GOAL — Write out every entry exactly as given, but omit the pictures.

──────── INPUT ROWS ────────

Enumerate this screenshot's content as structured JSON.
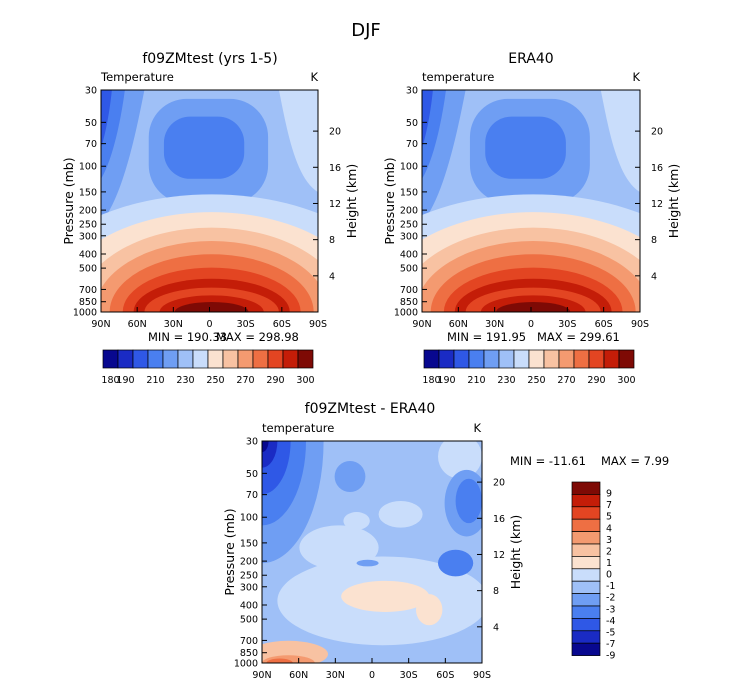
{
  "figure": {
    "title": "DJF"
  },
  "colors": {
    "abs_scale": [
      "#08088f",
      "#1a2bc4",
      "#2f58e6",
      "#4a7ff0",
      "#6f9ef3",
      "#9fc0f7",
      "#c9ddfb",
      "#fbe2d0",
      "#f8c2a2",
      "#f49a70",
      "#ee6f43",
      "#e34522",
      "#c41d08",
      "#7e0a05"
    ],
    "diff_scale": [
      "#08088f",
      "#1a2bc4",
      "#2f58e6",
      "#4a7ff0",
      "#6f9ef3",
      "#9fc0f7",
      "#c9ddfb",
      "#fbe2d0",
      "#f8c2a2",
      "#f49a70",
      "#ee6f43",
      "#e34522",
      "#c41d08",
      "#7e0a05"
    ]
  },
  "chart_data": [
    {
      "type": "heatmap",
      "title": "f09ZMtest (yrs 1-5)",
      "subtitle_left": "Temperature",
      "subtitle_right": "K",
      "ylabel": "Pressure (mb)",
      "ylabel_right": "Height (km)",
      "x_ticks": [
        "90N",
        "60N",
        "30N",
        "0",
        "30S",
        "60S",
        "90S"
      ],
      "y_ticks": [
        30,
        50,
        70,
        100,
        150,
        200,
        250,
        300,
        400,
        500,
        700,
        850,
        1000
      ],
      "y_scale": "log",
      "height_ticks": [
        20,
        16,
        12,
        8,
        4
      ],
      "min_label": "MIN = 190.33",
      "max_label": "MAX = 298.98",
      "colorbar_labels": [
        "180",
        "190",
        "210",
        "230",
        "250",
        "270",
        "290",
        "300"
      ],
      "level_values": [
        180,
        190,
        200,
        210,
        220,
        230,
        240,
        250,
        260,
        270,
        280,
        290,
        300
      ]
    },
    {
      "type": "heatmap",
      "title": "ERA40",
      "subtitle_left": "temperature",
      "subtitle_right": "K",
      "ylabel": "Pressure (mb)",
      "ylabel_right": "Height (km)",
      "x_ticks": [
        "90N",
        "60N",
        "30N",
        "0",
        "30S",
        "60S",
        "90S"
      ],
      "y_ticks": [
        30,
        50,
        70,
        100,
        150,
        200,
        250,
        300,
        400,
        500,
        700,
        850,
        1000
      ],
      "y_scale": "log",
      "height_ticks": [
        20,
        16,
        12,
        8,
        4
      ],
      "min_label": "MIN = 191.95",
      "max_label": "MAX = 299.61",
      "colorbar_labels": [
        "180",
        "190",
        "210",
        "230",
        "250",
        "270",
        "290",
        "300"
      ],
      "level_values": [
        180,
        190,
        200,
        210,
        220,
        230,
        240,
        250,
        260,
        270,
        280,
        290,
        300
      ]
    },
    {
      "type": "heatmap",
      "title": "f09ZMtest - ERA40",
      "subtitle_left": "temperature",
      "subtitle_right": "K",
      "ylabel": "Pressure (mb)",
      "ylabel_right": "Height (km)",
      "x_ticks": [
        "90N",
        "60N",
        "30N",
        "0",
        "30S",
        "60S",
        "90S"
      ],
      "y_ticks": [
        30,
        50,
        70,
        100,
        150,
        200,
        250,
        300,
        400,
        500,
        700,
        850,
        1000
      ],
      "y_scale": "log",
      "height_ticks": [
        20,
        16,
        12,
        8,
        4
      ],
      "min_label": "MIN = -11.61",
      "max_label": "MAX =   7.99",
      "colorbar_labels": [
        "9",
        "7",
        "5",
        "4",
        "3",
        "2",
        "1",
        "0",
        "-1",
        "-2",
        "-3",
        "-4",
        "-5",
        "-7",
        "-9"
      ],
      "level_values": [
        9,
        7,
        5,
        4,
        3,
        2,
        1,
        0,
        -1,
        -2,
        -3,
        -4,
        -5,
        -7,
        -9
      ]
    }
  ]
}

────────

ANSWER TO THE TASK —
Enumerate this screenshot's content as structured JSON.
{
  "figure": {
    "title": "DJF"
  },
  "colors": {
    "abs_scale": [
      "#08088f",
      "#1a2bc4",
      "#2f58e6",
      "#4a7ff0",
      "#6f9ef3",
      "#9fc0f7",
      "#c9ddfb",
      "#fbe2d0",
      "#f8c2a2",
      "#f49a70",
      "#ee6f43",
      "#e34522",
      "#c41d08",
      "#7e0a05"
    ],
    "diff_scale": [
      "#08088f",
      "#1a2bc4",
      "#2f58e6",
      "#4a7ff0",
      "#6f9ef3",
      "#9fc0f7",
      "#c9ddfb",
      "#fbe2d0",
      "#f8c2a2",
      "#f49a70",
      "#ee6f43",
      "#e34522",
      "#c41d08",
      "#7e0a05"
    ]
  },
  "chart_data": [
    {
      "type": "heatmap",
      "title": "f09ZMtest (yrs 1-5)",
      "subtitle_left": "Temperature",
      "subtitle_right": "K",
      "ylabel": "Pressure (mb)",
      "ylabel_right": "Height (km)",
      "x_ticks": [
        "90N",
        "60N",
        "30N",
        "0",
        "30S",
        "60S",
        "90S"
      ],
      "y_ticks": [
        30,
        50,
        70,
        100,
        150,
        200,
        250,
        300,
        400,
        500,
        700,
        850,
        1000
      ],
      "y_scale": "log",
      "height_ticks": [
        20,
        16,
        12,
        8,
        4
      ],
      "min_label": "MIN = 190.33",
      "max_label": "MAX = 298.98",
      "colorbar_labels": [
        "180",
        "190",
        "210",
        "230",
        "250",
        "270",
        "290",
        "300"
      ],
      "level_values": [
        180,
        190,
        200,
        210,
        220,
        230,
        240,
        250,
        260,
        270,
        280,
        290,
        300
      ]
    },
    {
      "type": "heatmap",
      "title": "ERA40",
      "subtitle_left": "temperature",
      "subtitle_right": "K",
      "ylabel": "Pressure (mb)",
      "ylabel_right": "Height (km)",
      "x_ticks": [
        "90N",
        "60N",
        "30N",
        "0",
        "30S",
        "60S",
        "90S"
      ],
      "y_ticks": [
        30,
        50,
        70,
        100,
        150,
        200,
        250,
        300,
        400,
        500,
        700,
        850,
        1000
      ],
      "y_scale": "log",
      "height_ticks": [
        20,
        16,
        12,
        8,
        4
      ],
      "min_label": "MIN = 191.95",
      "max_label": "MAX = 299.61",
      "colorbar_labels": [
        "180",
        "190",
        "210",
        "230",
        "250",
        "270",
        "290",
        "300"
      ],
      "level_values": [
        180,
        190,
        200,
        210,
        220,
        230,
        240,
        250,
        260,
        270,
        280,
        290,
        300
      ]
    },
    {
      "type": "heatmap",
      "title": "f09ZMtest - ERA40",
      "subtitle_left": "temperature",
      "subtitle_right": "K",
      "ylabel": "Pressure (mb)",
      "ylabel_right": "Height (km)",
      "x_ticks": [
        "90N",
        "60N",
        "30N",
        "0",
        "30S",
        "60S",
        "90S"
      ],
      "y_ticks": [
        30,
        50,
        70,
        100,
        150,
        200,
        250,
        300,
        400,
        500,
        700,
        850,
        1000
      ],
      "y_scale": "log",
      "height_ticks": [
        20,
        16,
        12,
        8,
        4
      ],
      "min_label": "MIN = -11.61",
      "max_label": "MAX =   7.99",
      "colorbar_labels": [
        "9",
        "7",
        "5",
        "4",
        "3",
        "2",
        "1",
        "0",
        "-1",
        "-2",
        "-3",
        "-4",
        "-5",
        "-7",
        "-9"
      ],
      "level_values": [
        9,
        7,
        5,
        4,
        3,
        2,
        1,
        0,
        -1,
        -2,
        -3,
        -4,
        -5,
        -7,
        -9
      ]
    }
  ]
}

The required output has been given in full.